Items from a dataset:
┏━━
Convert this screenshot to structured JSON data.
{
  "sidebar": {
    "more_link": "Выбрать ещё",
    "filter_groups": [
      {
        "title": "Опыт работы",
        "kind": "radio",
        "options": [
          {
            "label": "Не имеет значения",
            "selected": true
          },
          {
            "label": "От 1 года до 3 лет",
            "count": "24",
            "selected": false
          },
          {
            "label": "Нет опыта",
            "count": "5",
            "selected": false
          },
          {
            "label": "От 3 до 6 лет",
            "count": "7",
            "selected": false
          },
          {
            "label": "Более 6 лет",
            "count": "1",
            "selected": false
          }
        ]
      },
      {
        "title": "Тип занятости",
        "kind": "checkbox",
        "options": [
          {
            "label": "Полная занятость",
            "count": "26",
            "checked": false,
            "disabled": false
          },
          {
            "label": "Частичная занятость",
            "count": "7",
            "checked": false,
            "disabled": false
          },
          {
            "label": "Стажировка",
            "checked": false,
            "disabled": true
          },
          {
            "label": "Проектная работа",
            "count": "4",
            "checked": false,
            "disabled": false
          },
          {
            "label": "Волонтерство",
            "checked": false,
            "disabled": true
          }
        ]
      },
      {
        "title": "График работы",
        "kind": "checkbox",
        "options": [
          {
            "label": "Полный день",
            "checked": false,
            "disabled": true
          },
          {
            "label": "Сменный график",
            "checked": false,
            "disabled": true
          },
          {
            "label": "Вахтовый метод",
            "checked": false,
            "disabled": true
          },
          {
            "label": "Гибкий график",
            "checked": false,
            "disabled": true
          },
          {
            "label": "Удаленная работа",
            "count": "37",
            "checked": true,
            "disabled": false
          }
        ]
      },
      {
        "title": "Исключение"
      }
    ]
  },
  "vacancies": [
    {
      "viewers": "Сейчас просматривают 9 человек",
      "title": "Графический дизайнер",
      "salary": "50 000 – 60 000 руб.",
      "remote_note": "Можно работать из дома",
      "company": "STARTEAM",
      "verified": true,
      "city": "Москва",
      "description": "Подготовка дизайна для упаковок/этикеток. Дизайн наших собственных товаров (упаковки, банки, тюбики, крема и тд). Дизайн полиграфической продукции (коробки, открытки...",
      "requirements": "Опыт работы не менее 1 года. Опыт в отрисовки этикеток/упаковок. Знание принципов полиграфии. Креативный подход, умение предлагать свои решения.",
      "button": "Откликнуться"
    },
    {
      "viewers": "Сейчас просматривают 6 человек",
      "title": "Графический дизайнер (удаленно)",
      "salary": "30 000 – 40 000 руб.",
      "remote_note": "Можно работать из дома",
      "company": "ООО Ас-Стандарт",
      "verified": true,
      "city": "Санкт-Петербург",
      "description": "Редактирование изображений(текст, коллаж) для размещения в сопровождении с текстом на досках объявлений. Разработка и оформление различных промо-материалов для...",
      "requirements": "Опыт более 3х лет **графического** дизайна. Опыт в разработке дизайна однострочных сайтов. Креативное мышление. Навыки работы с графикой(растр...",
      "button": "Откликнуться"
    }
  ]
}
┗━━
_GOAL:_ Write an exact transcription of every entry above.

_RESULT OF THE TASK:_
Convert this screenshot to structured JSON data.
{
  "sidebar": {
    "more_link": "Выбрать ещё",
    "filter_groups": [
      {
        "title": "Опыт работы",
        "kind": "radio",
        "options": [
          {
            "label": "Не имеет значения",
            "selected": true
          },
          {
            "label": "От 1 года до 3 лет",
            "count": "24",
            "selected": false
          },
          {
            "label": "Нет опыта",
            "count": "5",
            "selected": false
          },
          {
            "label": "От 3 до 6 лет",
            "count": "7",
            "selected": false
          },
          {
            "label": "Более 6 лет",
            "count": "1",
            "selected": false
          }
        ]
      },
      {
        "title": "Тип занятости",
        "kind": "checkbox",
        "options": [
          {
            "label": "Полная занятость",
            "count": "26",
            "checked": false,
            "disabled": false
          },
          {
            "label": "Частичная занятость",
            "count": "7",
            "checked": false,
            "disabled": false
          },
          {
            "label": "Стажировка",
            "checked": false,
            "disabled": true
          },
          {
            "label": "Проектная работа",
            "count": "4",
            "checked": false,
            "disabled": false
          },
          {
            "label": "Волонтерство",
            "checked": false,
            "disabled": true
          }
        ]
      },
      {
        "title": "График работы",
        "kind": "checkbox",
        "options": [
          {
            "label": "Полный день",
            "checked": false,
            "disabled": true
          },
          {
            "label": "Сменный график",
            "checked": false,
            "disabled": true
          },
          {
            "label": "Вахтовый метод",
            "checked": false,
            "disabled": true
          },
          {
            "label": "Гибкий график",
            "checked": false,
            "disabled": true
          },
          {
            "label": "Удаленная работа",
            "count": "37",
            "checked": true,
            "disabled": false
          }
        ]
      },
      {
        "title": "Исключение"
      }
    ]
  },
  "vacancies": [
    {
      "viewers": "Сейчас просматривают 9 человек",
      "title": "Графический дизайнер",
      "salary": "50 000 – 60 000 руб.",
      "remote_note": "Можно работать из дома",
      "company": "STARTEAM",
      "verified": true,
      "city": "Москва",
      "description": "Подготовка дизайна для упаковок/этикеток. Дизайн наших собственных товаров (упаковки, банки, тюбики, крема и тд). Дизайн полиграфической продукции (коробки, открытки...",
      "requirements": "Опыт работы не менее 1 года. Опыт в отрисовки этикеток/упаковок. Знание принципов полиграфии. Креативный подход, умение предлагать свои решения.",
      "button": "Откликнуться"
    },
    {
      "viewers": "Сейчас просматривают 6 человек",
      "title": "Графический дизайнер (удаленно)",
      "salary": "30 000 – 40 000 руб.",
      "remote_note": "Можно работать из дома",
      "company": "ООО Ас-Стандарт",
      "verified": true,
      "city": "Санкт-Петербург",
      "description": "Редактирование изображений(текст, коллаж) для размещения в сопровождении с текстом на досках объявлений. Разработка и оформление различных промо-материалов для...",
      "requirements": "Опыт более 3х лет **графического** дизайна. Опыт в разработке дизайна однострочных сайтов. Креативное мышление. Навыки работы с графикой(растр...",
      "button": "Откликнуться"
    }
  ]
}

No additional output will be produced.